TAREFA
Informe quantas linhas dos registros contêm a palavra "resposta", diferenciando maiúsculas de minúsculas. Responda apenas com o número.

DADOS FORNECIDOS
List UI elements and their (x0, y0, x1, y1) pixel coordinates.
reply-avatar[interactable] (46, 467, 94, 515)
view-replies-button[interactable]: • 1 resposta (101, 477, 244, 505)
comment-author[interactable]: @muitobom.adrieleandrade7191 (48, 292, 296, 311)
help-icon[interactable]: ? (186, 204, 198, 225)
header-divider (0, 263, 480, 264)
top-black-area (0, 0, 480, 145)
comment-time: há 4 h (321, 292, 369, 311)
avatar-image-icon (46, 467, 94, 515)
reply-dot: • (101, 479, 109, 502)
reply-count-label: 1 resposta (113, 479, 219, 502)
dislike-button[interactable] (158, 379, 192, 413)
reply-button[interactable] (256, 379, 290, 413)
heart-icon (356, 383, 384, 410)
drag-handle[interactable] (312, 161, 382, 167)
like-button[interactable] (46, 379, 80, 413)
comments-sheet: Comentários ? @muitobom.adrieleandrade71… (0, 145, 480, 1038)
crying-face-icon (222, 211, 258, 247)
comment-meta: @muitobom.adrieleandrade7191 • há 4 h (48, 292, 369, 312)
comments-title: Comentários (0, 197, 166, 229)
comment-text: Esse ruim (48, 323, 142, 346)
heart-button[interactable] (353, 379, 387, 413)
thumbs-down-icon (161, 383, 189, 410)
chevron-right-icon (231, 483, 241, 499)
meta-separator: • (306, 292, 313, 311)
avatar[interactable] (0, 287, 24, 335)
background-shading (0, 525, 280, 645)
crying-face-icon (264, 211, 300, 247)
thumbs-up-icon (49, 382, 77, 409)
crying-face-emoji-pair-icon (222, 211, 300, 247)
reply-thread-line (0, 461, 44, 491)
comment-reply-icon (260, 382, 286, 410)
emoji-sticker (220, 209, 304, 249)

EXERCÍCIO CONCLUÍDO
2